REQUIREMENTS:
Gather each line in the entries that includes the string "embeddings".

Items from a figure collection:

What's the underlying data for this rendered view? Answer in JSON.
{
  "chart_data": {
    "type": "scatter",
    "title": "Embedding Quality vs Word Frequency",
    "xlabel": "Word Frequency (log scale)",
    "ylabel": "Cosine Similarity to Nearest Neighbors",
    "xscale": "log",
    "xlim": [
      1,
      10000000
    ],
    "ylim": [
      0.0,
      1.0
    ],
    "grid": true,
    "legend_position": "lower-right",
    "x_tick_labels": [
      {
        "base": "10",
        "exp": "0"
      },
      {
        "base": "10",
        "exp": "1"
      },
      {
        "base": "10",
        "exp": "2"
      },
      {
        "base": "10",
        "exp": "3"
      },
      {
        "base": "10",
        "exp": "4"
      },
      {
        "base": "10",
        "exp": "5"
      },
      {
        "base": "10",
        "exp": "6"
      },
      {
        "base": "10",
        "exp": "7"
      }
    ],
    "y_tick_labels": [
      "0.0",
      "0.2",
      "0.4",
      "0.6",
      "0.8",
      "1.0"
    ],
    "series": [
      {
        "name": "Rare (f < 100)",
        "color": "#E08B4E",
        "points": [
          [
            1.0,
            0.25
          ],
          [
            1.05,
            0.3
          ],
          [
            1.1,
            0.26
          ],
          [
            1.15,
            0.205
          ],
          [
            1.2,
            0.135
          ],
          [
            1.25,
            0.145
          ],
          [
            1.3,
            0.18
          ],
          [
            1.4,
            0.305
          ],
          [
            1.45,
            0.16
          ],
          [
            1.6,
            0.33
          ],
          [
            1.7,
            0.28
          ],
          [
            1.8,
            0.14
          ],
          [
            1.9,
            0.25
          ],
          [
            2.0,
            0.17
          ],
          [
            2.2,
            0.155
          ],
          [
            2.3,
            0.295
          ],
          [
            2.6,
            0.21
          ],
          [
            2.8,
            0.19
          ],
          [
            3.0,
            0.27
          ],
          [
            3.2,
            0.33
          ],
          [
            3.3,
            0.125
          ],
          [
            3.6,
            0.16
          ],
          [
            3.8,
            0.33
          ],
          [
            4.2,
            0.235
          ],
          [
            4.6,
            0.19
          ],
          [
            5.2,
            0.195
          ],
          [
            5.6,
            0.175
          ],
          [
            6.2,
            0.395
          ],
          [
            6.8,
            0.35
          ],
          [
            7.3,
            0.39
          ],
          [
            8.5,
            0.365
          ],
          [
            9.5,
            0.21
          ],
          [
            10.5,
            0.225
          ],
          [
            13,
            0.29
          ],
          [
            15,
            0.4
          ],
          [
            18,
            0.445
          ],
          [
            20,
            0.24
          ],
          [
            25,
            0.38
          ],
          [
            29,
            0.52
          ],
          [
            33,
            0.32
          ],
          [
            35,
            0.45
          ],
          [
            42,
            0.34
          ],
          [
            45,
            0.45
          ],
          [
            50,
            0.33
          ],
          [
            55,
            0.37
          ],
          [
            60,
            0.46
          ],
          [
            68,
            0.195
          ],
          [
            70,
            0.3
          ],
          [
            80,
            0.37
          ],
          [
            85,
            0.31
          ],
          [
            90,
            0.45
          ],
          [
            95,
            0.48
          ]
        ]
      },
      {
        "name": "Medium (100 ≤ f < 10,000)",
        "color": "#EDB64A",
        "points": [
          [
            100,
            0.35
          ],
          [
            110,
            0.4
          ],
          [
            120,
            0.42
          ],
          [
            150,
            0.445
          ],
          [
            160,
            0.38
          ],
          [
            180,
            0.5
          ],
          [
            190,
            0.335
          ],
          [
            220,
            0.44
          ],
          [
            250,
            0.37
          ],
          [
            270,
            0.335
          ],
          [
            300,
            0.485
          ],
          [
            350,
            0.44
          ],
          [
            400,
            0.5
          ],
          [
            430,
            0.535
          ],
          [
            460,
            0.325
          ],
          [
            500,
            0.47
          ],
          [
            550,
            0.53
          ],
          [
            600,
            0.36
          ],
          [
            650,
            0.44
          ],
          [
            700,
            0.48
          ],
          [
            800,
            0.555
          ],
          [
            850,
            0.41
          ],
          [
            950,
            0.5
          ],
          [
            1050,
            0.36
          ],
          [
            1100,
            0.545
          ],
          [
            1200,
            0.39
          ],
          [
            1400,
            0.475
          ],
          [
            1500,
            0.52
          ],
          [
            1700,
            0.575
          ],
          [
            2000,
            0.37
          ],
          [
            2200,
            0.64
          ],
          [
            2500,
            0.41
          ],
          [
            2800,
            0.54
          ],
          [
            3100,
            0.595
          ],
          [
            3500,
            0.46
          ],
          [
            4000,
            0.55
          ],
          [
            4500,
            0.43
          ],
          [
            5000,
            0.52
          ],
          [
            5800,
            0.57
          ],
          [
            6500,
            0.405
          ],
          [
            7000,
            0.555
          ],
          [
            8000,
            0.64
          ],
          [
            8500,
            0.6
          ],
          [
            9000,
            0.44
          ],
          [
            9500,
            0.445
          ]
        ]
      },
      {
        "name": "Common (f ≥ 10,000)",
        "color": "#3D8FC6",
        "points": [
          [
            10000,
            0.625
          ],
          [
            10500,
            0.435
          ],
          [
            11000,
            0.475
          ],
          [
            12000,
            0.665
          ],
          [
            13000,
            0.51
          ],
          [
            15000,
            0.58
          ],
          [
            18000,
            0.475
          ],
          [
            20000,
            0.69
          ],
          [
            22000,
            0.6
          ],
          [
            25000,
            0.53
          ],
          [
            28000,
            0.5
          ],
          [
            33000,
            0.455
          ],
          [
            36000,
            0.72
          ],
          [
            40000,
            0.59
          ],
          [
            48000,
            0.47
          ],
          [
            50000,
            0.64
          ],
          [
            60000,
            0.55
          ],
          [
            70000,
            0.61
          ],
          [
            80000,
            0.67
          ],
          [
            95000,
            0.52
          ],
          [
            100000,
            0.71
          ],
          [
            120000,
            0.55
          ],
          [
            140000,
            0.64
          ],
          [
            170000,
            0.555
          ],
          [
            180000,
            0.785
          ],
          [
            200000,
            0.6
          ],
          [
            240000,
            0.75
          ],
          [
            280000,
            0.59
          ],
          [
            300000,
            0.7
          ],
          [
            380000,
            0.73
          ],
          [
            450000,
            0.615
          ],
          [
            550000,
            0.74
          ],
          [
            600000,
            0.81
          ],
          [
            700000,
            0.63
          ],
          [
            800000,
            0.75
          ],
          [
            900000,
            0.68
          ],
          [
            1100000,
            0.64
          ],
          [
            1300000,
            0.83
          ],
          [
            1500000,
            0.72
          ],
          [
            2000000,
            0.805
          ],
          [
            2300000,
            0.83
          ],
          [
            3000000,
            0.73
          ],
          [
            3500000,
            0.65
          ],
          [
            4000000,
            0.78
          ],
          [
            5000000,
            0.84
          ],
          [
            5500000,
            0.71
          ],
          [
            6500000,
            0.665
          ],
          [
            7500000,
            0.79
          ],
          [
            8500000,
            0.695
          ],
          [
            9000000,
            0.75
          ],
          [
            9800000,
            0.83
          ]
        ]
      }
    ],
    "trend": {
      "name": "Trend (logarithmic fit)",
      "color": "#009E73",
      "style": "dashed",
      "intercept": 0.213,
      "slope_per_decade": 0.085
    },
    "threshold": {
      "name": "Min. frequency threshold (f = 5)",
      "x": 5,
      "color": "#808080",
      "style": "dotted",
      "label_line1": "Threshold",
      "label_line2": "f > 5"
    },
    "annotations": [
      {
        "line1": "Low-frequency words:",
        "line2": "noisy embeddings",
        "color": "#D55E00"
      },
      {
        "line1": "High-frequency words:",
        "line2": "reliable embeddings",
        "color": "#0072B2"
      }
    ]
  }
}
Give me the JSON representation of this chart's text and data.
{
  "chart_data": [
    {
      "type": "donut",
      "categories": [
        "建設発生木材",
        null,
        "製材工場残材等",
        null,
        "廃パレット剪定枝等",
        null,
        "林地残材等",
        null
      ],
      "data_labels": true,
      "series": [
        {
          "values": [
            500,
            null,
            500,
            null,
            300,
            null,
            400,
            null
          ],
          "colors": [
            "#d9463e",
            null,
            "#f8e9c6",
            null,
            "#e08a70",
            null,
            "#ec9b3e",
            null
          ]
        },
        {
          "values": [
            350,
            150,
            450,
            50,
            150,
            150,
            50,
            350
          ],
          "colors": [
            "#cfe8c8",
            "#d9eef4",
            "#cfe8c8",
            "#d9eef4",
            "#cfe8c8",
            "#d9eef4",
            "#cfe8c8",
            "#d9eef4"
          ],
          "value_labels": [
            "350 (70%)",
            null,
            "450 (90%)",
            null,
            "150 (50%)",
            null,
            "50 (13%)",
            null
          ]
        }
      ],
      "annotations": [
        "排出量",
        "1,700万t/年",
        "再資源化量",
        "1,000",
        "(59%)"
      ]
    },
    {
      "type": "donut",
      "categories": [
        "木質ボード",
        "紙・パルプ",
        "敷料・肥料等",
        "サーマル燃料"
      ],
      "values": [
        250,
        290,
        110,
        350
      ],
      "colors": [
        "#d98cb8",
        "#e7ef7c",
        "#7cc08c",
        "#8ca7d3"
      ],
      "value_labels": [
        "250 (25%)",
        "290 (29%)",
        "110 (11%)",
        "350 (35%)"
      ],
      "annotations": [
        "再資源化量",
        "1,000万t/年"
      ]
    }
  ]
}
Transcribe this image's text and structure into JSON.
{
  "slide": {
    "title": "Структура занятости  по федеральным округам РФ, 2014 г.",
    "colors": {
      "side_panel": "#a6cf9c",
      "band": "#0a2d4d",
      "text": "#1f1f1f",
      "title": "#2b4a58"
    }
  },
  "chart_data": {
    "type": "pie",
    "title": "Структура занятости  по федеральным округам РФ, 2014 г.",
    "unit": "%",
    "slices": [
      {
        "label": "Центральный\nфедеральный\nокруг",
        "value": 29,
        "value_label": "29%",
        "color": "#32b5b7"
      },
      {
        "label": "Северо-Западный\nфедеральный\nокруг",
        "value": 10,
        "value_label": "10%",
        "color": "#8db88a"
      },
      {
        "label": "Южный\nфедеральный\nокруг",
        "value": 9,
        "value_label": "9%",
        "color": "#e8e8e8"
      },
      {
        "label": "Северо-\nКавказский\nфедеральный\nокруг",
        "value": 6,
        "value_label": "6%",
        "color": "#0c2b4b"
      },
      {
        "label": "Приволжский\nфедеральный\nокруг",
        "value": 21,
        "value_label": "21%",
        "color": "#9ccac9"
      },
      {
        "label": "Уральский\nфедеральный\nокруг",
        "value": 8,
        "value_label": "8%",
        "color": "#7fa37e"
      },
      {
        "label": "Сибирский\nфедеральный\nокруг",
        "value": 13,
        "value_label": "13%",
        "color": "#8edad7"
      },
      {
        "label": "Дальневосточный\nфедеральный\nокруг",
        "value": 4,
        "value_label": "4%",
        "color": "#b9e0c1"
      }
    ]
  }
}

EXERCISE RESULT:
        "line2": "noisy embeddings",
        "line2": "reliable embeddings",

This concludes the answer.